══ Data shown

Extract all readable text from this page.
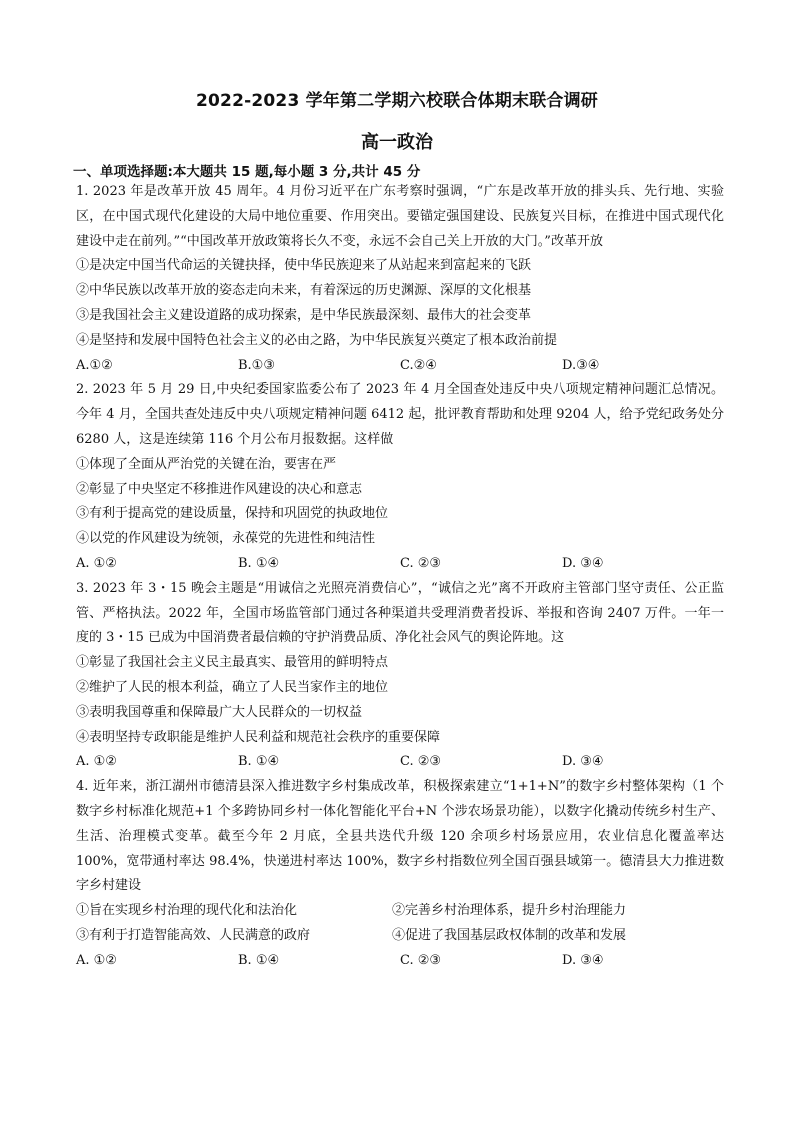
2022-2023 学年第二学期六校联合体期末联合调研
高一政治
一、单项选择题:本大题共 15 题,每小题 3 分,共计 45 分

1. 2023 年是改革开放 45 周年。4 月份习近平在广东考察时强调，“广东是改革开放的排头兵、先行地、实验区，在中国式现代化建设的大局中地位重要、作用突出。要锚定强国建设、民族复兴目标，在推进中国式现代化建设中走在前列。”“中国改革开放政策将长久不变，永远不会自己关上开放的大门。”改革开放

①是决定中国当代命运的关键抉择，使中华民族迎来了从站起来到富起来的飞跃

②中华民族以改革开放的姿态走向未来，有着深远的历史渊源、深厚的文化根基

③是我国社会主义建设道路的成功探索，是中华民族最深刻、最伟大的社会变革

④是坚持和发展中国特色社会主义的必由之路，为中华民族复兴奠定了根本政治前提

A.①②	B.①③	C.②④	D.③④

2. 2023 年 5 月 29 日,中央纪委国家监委公布了 2023 年 4 月全国查处违反中央八项规定精神问题汇总情况。今年 4 月，全国共查处违反中央八项规定精神问题 6412 起，批评教育帮助和处理 9204 人，给予党纪政务处分 6280 人，这是连续第 116 个月公布月报数据。这样做

①体现了全面从严治党的关键在治，要害在严

②彰显了中央坚定不移推进作风建设的决心和意志

③有利于提高党的建设质量，保持和巩固党的执政地位

④以党的作风建设为统领，永葆党的先进性和纯洁性

A. ①②	B. ①④	C. ②③	D. ③④

3. 2023 年 3・15 晚会主题是“用诚信之光照亮消费信心”，“诚信之光”离不开政府主管部门坚守责任、公正监管、严格执法。2022 年，全国市场监管部门通过各种渠道共受理消费者投诉、举报和咨询 2407 万件。一年一度的 3・15 已成为中国消费者最信赖的守护消费品质、净化社会风气的舆论阵地。这

①彰显了我国社会主义民主最真实、最管用的鲜明特点

②维护了人民的根本利益，确立了人民当家作主的地位

③表明我国尊重和保障最广大人民群众的一切权益

④表明坚持专政职能是维护人民利益和规范社会秩序的重要保障

A. ①②	B. ①④	C. ②③	D. ③④

4. 近年来，浙江湖州市德清县深入推进数字乡村集成改革，积极探索建立“1+1+N”的数字乡村整体架构（1 个数字乡村标准化规范+1 个多跨协同乡村一体化智能化平台+N 个涉农场景功能），以数字化撬动传统乡村生产、生活、治理模式变革。截至今年 2 月底，全县共迭代升级 120 余项乡村场景应用，农业信息化覆盖率达 100%，宽带通村率达 98.4%，快递进村率达 100%，数字乡村指数位列全国百强县域第一。德清县大力推进数字乡村建设

①旨在实现乡村治理的现代化和法治化	②完善乡村治理体系，提升乡村治理能力
③有利于打造智能高效、人民满意的政府	④促进了我国基层政权体制的改革和发展
A. ①②	B. ①④	C. ②③	D. ③④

════

All of the records need repeating exactly, except for the pictures.

* **Solved exercise**
Extract all readable text from this page.
2022-2023 学年第二学期六校联合体期末联合调研
高一政治
一、单项选择题:本大题共 15 题,每小题 3 分,共计 45 分

1. 2023 年是改革开放 45 周年。4 月份习近平在广东考察时强调，“广东是改革开放的排头兵、先行地、实验区，在中国式现代化建设的大局中地位重要、作用突出。要锚定强国建设、民族复兴目标，在推进中国式现代化建设中走在前列。”“中国改革开放政策将长久不变，永远不会自己关上开放的大门。”改革开放

①是决定中国当代命运的关键抉择，使中华民族迎来了从站起来到富起来的飞跃

②中华民族以改革开放的姿态走向未来，有着深远的历史渊源、深厚的文化根基

③是我国社会主义建设道路的成功探索，是中华民族最深刻、最伟大的社会变革

④是坚持和发展中国特色社会主义的必由之路，为中华民族复兴奠定了根本政治前提

A.①②	B.①③	C.②④	D.③④

2. 2023 年 5 月 29 日,中央纪委国家监委公布了 2023 年 4 月全国查处违反中央八项规定精神问题汇总情况。今年 4 月，全国共查处违反中央八项规定精神问题 6412 起，批评教育帮助和处理 9204 人，给予党纪政务处分 6280 人，这是连续第 116 个月公布月报数据。这样做

①体现了全面从严治党的关键在治，要害在严

②彰显了中央坚定不移推进作风建设的决心和意志

③有利于提高党的建设质量，保持和巩固党的执政地位

④以党的作风建设为统领，永葆党的先进性和纯洁性

A. ①②	B. ①④	C. ②③	D. ③④

3. 2023 年 3・15 晚会主题是“用诚信之光照亮消费信心”，“诚信之光”离不开政府主管部门坚守责任、公正监管、严格执法。2022 年，全国市场监管部门通过各种渠道共受理消费者投诉、举报和咨询 2407 万件。一年一度的 3・15 已成为中国消费者最信赖的守护消费品质、净化社会风气的舆论阵地。这

①彰显了我国社会主义民主最真实、最管用的鲜明特点

②维护了人民的根本利益，确立了人民当家作主的地位

③表明我国尊重和保障最广大人民群众的一切权益

④表明坚持专政职能是维护人民利益和规范社会秩序的重要保障

A. ①②	B. ①④	C. ②③	D. ③④

4. 近年来，浙江湖州市德清县深入推进数字乡村集成改革，积极探索建立“1+1+N”的数字乡村整体架构（1 个数字乡村标准化规范+1 个多跨协同乡村一体化智能化平台+N 个涉农场景功能），以数字化撬动传统乡村生产、生活、治理模式变革。截至今年 2 月底，全县共迭代升级 120 余项乡村场景应用，农业信息化覆盖率达 100%，宽带通村率达 98.4%，快递进村率达 100%，数字乡村指数位列全国百强县域第一。德清县大力推进数字乡村建设

①旨在实现乡村治理的现代化和法治化	②完善乡村治理体系，提升乡村治理能力
③有利于打造智能高效、人民满意的政府	④促进了我国基层政权体制的改革和发展
A. ①②	B. ①④	C. ②③	D. ③④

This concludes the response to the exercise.